Work to do:
• a. Using the essay on the ethics of food shopping, answer these questions.
(i) What share of the grocery market do Coles and Woolies dominate?
(ii) What does the writer's family friend supply to Coles?
(iii) Where does the writer work a few hours a week?
• b. Decide whether each statement agrees with the essay on the ethics of food shopping.
(i) The writer receives a government student allowance of more than $300 a week.
(ii) When Coles puts eggs on special, the supplier bears the cost.
(iii) The writer has a food allergy.
• c. Resume the essay on the ethics of food shopping, starting after its last sentence.

Selected text:

The ethics of food shopping

Recently there’s been a lot of media hype about the two major supermarket chains in Australia (Coles and Woolies, which dominate about 80% of the grocery market, for anyone who’s unfamiliar with them) increasing their reliance on home/private-branded lines at the expense of traditional, branded grocery lines such as Heinz. They’re even going so far as to say that Coles’s sultana bran shouldn’t be allowed to have a similar purple packaging to the Kellogg’s sultana bran, saying that ”They’re trying to confuse the customer or lull them into the view the product is fundamentally the same” (‘Cos they’re so, so fundamentally different).

I can’t say I’m a fan of Coles and Woolies’ monopoly on groceries. I can’t say that I like how they have specials because they force their suppliers to take price cuts while the distributors still reap the same, absurdly high profit margin (I know this due to a family friend who supplies eggs to Coles. When Coles puts their eggs on special, it’s at the supplier’s cost). I don’t like that everything is being imported from overseas just because it’s cheaper and as such, the food-processing industry in Australia is getting smaller and smaller.

But the thing is, I have to balance all my dislike of Coles and Woolies with my need to buy groceries every week on a student’s budget and still be able to pay my rent, my bills, my public transport costs, necessary clothing and study costs, all with a government student allowance of less than $250 a week. I’m not saying that I’m struggling to pay these things. I get it all paid and even have a little left over for having fun because I also work in a fruit shop a few hours a week. In that way I’m privileged. I’m also privileged in that I have no food allergies or special requirements other than my choice of being a vegetarian. But cheap groceries are what allow me to get by. And branded items just aren’t cheap. And I’m not silly enough to believe that branded food is any better than non-branded food. Apart from where it’s from, sometimes.

Provided material:
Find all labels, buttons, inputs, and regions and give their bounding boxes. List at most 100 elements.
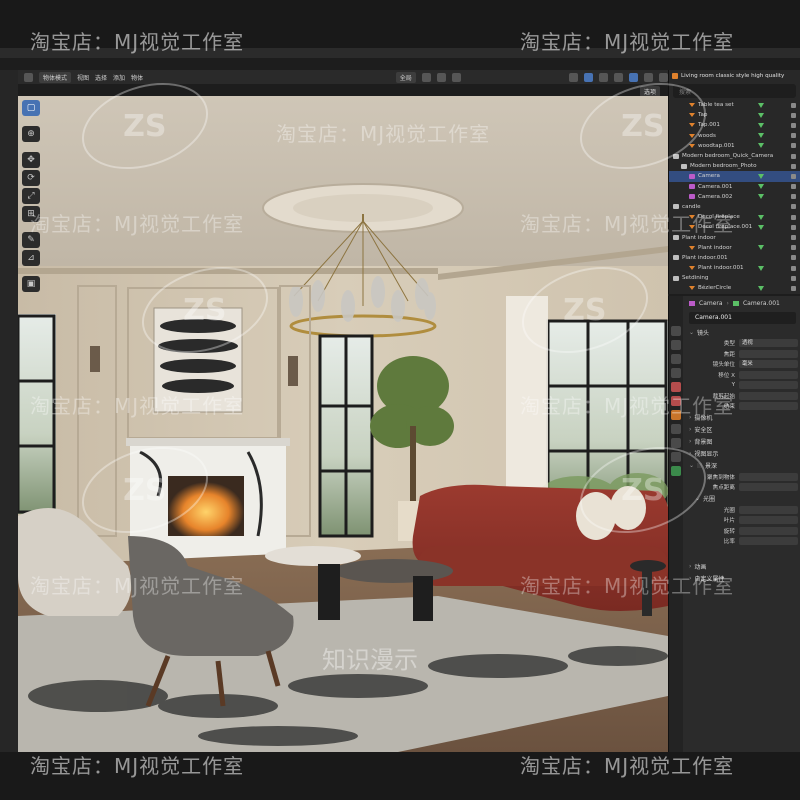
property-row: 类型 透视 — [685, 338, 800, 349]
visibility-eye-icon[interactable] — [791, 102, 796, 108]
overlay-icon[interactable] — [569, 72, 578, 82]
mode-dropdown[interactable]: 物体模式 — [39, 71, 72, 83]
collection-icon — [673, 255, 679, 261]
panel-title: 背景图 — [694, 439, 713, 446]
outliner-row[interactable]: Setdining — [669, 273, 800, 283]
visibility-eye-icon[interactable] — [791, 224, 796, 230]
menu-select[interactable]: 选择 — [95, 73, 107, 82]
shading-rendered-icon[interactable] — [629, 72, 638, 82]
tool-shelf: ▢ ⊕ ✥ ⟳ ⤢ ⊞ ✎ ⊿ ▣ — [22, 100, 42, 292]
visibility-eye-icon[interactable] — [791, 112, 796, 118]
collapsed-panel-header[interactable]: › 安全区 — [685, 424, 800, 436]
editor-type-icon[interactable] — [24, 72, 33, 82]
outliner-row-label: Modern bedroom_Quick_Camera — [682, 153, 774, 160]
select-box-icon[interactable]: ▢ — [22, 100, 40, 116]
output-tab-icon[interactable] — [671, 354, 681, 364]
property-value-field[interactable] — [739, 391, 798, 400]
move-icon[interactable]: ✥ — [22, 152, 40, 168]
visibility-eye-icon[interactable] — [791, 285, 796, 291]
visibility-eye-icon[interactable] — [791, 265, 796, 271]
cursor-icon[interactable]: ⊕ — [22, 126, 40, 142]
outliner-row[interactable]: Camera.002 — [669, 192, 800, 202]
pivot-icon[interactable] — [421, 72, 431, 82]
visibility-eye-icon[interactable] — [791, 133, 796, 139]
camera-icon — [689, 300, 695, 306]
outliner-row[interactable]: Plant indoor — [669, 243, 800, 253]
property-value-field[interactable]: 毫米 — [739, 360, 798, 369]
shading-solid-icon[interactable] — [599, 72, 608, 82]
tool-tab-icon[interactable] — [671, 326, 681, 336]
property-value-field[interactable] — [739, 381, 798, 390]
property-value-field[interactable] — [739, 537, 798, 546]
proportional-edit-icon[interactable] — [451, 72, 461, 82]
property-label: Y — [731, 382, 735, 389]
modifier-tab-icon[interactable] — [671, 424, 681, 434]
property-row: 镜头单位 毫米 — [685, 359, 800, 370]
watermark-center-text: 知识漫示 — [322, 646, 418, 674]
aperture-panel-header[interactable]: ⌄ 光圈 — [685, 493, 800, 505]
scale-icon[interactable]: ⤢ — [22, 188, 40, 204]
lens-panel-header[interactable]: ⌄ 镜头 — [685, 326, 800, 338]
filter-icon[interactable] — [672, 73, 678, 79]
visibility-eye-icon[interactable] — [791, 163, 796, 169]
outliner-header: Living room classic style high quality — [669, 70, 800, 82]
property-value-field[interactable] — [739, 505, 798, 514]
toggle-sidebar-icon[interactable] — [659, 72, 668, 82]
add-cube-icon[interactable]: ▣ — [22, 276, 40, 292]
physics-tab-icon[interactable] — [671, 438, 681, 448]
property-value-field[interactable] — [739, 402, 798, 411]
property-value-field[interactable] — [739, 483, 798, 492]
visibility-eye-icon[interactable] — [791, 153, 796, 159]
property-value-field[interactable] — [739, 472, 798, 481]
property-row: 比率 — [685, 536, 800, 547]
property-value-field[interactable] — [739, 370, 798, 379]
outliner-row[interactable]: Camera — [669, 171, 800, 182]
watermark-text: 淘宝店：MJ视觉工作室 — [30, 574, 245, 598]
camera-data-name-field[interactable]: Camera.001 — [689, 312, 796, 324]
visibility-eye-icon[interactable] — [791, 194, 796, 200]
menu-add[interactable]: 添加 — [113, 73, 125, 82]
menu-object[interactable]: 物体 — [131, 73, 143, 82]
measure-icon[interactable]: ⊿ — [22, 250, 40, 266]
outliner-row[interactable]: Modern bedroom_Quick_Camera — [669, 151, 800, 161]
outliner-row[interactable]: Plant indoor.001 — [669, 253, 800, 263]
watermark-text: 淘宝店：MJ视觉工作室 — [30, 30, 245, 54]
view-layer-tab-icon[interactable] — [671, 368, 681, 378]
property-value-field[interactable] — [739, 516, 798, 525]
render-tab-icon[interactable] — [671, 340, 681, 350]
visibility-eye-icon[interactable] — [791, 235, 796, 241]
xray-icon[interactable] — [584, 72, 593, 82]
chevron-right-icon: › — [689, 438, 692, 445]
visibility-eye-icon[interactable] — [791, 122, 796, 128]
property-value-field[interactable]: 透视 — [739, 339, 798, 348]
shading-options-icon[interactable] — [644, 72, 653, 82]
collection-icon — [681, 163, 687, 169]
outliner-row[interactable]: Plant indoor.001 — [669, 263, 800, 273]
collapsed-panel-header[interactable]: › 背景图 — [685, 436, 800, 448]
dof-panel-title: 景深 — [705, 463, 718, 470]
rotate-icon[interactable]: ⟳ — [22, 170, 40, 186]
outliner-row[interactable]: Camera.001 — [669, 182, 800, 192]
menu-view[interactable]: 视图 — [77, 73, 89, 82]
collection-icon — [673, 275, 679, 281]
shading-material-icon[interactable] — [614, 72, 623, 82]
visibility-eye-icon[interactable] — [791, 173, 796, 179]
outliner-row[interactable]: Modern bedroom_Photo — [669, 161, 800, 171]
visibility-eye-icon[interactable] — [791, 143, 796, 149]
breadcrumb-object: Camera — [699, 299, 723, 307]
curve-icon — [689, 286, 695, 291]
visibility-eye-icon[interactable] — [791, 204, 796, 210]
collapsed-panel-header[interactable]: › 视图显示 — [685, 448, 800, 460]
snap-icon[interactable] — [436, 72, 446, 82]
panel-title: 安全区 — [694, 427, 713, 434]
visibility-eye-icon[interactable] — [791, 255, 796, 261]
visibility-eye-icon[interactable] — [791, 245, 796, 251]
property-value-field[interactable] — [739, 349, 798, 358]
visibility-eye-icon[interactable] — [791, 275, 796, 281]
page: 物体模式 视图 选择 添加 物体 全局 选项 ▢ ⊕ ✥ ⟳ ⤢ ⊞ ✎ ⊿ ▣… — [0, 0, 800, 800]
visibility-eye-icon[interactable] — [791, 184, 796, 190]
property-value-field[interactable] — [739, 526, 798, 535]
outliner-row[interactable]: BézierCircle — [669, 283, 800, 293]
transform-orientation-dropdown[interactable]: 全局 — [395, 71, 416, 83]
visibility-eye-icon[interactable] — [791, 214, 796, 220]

==

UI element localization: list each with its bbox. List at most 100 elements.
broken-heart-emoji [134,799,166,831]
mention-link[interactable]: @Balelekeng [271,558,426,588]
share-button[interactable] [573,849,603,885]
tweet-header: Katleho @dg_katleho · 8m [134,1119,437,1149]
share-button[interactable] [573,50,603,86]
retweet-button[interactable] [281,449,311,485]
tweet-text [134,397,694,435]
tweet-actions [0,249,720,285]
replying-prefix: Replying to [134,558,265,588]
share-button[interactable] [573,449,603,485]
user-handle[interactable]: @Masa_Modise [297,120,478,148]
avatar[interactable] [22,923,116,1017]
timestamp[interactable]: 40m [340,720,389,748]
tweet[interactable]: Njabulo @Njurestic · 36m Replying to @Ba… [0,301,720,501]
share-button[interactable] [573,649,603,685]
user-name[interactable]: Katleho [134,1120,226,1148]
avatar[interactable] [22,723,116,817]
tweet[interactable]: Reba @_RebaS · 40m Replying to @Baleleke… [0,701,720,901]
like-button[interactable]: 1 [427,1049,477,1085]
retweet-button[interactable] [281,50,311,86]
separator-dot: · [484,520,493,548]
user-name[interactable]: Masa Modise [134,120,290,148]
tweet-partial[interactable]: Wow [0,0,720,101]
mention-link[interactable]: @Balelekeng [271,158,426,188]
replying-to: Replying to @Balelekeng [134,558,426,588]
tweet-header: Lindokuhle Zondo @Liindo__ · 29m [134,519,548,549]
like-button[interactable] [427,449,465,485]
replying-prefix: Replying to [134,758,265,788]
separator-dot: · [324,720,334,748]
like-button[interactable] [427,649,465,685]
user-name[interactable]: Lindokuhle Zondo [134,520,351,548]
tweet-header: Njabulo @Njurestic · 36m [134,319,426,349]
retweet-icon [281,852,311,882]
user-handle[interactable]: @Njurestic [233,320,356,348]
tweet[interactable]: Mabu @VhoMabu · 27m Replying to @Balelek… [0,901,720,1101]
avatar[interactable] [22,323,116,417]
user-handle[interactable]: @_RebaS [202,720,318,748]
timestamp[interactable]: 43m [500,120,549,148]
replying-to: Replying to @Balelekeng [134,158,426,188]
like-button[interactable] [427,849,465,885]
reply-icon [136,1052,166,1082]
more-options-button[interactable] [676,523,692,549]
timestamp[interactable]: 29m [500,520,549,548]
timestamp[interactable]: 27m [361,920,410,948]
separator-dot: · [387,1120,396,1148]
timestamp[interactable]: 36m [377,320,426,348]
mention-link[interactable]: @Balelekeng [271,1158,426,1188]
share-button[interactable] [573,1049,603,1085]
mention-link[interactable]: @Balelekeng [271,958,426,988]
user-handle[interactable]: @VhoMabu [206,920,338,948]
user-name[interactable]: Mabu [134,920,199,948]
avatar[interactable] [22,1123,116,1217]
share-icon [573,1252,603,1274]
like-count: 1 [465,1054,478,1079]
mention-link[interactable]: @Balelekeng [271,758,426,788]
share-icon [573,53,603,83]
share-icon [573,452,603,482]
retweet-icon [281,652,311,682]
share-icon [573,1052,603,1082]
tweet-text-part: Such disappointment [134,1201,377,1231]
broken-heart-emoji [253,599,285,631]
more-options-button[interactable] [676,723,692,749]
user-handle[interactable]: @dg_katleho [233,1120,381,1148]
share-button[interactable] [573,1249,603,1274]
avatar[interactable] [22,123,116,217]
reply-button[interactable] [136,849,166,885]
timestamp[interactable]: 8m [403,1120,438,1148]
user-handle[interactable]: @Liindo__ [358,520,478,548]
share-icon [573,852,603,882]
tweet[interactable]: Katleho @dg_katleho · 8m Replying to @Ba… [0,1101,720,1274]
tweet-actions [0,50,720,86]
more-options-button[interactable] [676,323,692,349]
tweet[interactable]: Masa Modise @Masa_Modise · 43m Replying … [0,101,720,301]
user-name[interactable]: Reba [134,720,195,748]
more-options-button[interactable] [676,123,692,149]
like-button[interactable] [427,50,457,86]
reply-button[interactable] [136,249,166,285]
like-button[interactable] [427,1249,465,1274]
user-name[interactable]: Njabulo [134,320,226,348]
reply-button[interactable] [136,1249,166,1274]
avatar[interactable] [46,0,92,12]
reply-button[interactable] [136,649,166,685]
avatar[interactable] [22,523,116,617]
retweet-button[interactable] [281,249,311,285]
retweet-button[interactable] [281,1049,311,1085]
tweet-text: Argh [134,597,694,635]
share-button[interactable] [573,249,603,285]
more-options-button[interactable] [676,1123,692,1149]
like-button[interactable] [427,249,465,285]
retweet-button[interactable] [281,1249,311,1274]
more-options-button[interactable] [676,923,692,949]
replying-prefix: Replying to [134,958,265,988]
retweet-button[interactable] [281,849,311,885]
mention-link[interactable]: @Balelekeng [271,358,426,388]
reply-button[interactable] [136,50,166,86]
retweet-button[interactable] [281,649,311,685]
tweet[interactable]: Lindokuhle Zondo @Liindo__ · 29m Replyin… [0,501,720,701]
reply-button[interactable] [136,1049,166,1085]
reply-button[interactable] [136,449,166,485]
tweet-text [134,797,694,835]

* * *

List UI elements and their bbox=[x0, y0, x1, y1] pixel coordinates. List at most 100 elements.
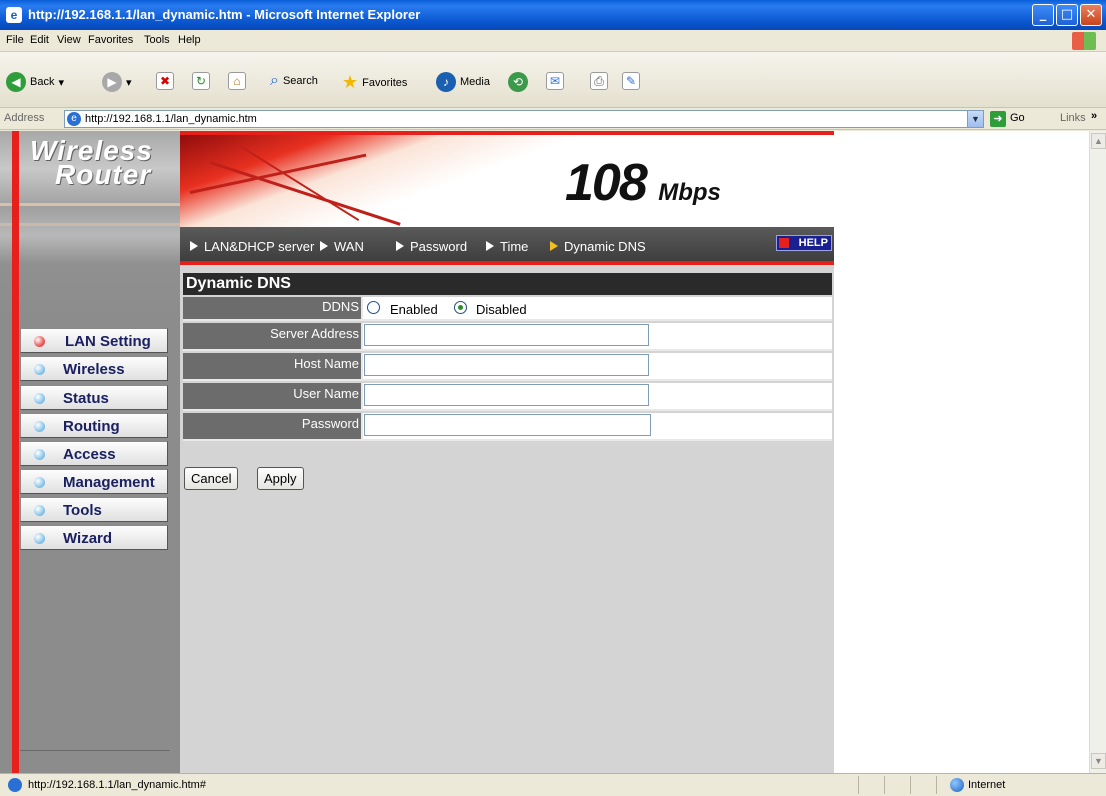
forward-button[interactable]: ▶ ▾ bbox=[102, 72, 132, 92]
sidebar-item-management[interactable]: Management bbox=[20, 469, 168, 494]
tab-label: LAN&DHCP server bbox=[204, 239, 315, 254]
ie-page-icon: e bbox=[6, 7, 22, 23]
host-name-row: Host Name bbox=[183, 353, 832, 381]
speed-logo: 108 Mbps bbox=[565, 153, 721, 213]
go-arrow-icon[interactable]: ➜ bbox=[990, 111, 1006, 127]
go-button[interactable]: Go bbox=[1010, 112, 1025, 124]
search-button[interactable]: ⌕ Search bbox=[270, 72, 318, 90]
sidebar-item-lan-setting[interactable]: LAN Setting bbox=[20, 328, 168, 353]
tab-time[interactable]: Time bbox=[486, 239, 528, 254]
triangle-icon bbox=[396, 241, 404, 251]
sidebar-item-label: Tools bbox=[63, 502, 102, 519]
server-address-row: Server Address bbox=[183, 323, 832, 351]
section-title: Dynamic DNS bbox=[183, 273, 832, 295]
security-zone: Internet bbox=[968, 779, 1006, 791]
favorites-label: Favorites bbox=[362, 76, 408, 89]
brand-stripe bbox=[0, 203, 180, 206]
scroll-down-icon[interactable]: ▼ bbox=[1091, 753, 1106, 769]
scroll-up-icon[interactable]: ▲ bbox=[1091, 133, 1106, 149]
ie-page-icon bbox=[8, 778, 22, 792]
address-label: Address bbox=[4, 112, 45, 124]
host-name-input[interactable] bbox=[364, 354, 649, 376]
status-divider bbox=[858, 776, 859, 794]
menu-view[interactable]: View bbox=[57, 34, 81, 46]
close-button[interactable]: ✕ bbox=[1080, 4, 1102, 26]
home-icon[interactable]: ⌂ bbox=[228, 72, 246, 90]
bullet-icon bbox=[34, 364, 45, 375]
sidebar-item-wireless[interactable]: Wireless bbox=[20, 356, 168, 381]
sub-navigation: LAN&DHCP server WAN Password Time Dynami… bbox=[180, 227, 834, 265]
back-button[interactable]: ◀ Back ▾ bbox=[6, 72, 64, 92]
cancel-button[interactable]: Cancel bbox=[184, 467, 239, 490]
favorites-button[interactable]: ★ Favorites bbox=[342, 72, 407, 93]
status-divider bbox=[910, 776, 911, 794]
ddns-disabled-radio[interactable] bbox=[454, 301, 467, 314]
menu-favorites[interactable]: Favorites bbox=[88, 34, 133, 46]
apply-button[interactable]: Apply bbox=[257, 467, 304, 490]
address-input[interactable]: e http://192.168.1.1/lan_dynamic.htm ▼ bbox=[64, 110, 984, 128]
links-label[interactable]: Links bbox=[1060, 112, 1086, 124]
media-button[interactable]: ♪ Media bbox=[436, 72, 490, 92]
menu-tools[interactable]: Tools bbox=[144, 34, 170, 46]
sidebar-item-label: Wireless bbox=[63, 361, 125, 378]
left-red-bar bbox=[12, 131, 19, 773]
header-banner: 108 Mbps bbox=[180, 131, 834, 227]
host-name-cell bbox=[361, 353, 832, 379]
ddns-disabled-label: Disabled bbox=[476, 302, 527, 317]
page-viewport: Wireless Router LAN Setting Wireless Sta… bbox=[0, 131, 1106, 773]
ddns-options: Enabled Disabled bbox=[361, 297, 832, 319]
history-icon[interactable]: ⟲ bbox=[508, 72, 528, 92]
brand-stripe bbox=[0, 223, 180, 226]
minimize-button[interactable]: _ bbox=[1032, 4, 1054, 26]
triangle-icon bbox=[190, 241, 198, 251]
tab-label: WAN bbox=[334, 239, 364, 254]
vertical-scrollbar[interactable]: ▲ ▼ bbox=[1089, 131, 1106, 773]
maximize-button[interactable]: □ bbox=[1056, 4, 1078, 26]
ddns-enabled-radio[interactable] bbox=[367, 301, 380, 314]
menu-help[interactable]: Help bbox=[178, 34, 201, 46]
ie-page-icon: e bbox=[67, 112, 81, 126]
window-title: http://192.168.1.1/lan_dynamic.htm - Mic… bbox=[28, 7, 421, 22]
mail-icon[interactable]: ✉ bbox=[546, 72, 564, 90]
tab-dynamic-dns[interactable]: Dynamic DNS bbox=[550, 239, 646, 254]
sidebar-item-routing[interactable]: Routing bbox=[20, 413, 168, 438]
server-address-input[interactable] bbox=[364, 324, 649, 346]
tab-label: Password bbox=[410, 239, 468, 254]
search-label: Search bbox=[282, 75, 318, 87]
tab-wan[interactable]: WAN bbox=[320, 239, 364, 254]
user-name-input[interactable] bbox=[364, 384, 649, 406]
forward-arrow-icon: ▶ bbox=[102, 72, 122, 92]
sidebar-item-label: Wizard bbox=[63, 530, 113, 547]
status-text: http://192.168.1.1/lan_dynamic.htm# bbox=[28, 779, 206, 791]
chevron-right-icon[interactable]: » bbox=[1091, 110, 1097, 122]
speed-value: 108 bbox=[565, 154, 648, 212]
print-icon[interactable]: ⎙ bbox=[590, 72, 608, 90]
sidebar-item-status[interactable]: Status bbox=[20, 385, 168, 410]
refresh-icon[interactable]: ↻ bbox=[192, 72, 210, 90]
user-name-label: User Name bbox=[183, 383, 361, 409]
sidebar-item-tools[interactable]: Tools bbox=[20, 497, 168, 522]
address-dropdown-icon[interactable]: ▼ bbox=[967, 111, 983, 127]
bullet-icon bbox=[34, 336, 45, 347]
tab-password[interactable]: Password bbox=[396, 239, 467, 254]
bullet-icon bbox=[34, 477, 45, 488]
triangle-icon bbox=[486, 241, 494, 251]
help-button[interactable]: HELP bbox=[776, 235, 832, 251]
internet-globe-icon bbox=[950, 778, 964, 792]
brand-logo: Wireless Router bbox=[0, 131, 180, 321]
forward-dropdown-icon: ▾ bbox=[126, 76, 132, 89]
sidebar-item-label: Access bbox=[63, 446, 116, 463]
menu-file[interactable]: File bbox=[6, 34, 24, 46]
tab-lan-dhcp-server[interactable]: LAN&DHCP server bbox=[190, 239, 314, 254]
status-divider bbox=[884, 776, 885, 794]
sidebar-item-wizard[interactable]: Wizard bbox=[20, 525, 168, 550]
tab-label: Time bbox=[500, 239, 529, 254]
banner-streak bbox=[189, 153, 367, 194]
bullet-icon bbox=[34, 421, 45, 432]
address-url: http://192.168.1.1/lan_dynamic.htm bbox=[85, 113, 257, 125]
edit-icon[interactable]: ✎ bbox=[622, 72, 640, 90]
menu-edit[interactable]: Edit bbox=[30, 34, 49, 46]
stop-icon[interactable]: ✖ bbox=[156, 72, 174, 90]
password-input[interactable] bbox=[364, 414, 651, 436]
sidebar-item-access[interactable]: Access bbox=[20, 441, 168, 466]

The replies:
• a.
(i) About 80%.
(ii) Eggs.
(iii) In a fruit shop.

• b.
(i) No: "a government student allowance of less than $250 a week"
(ii) Yes: "When Coles puts their eggs on special, it’s at the supplier’s cost"
(iii) No: "I have no food allergies or special requirements other than my choice of being a vegetarian"

• c.
And that’s what all the debate has been ignoring so far. All us little people, we need to get by as well. How is it that everyone is always going on about the rising cost of living, but we’re still expected to buy brand-name products? $1 a litre for milk helps. Pasta for $.99 helps as well. I often make my way to Aldi on the other side of the city because their prices are so much cheaper, because the majority of their produce is actually from Australia, and I refuse to believe that there are secret underground factories out in the desert that are manufacturing Aldi-specific brands separately from the rest.

So it’s a balancing act between food ethics and cost, which I’m constantly having to redefine. I won’t buy anything but certified free-range eggs for example, even though they’re horrendously expensive, but I will buy coles-brand bread, milk and cheese. I buy all my vegetables at the independent fruit shop I also happen to work at, which gets its produce every morning from the Brisbane markets, and is also cheaper than Coles. I don’t buy apples in summer, I don’t buy tomatoes in winter: I try to eat whatever’s in season. I will only buy recycled toilet paper. I try and find the time to go to the markets in the city on the weekend and buy things there. I would love to buy only organic, locally produced food, but I just can’t justify spending that much money. And I literally don’t have it.

I like to think I do what I can at this point in my life. But until the cost of living is addressed, I refuse to argue that supermarket home brands are as evil as they are being painted out to be.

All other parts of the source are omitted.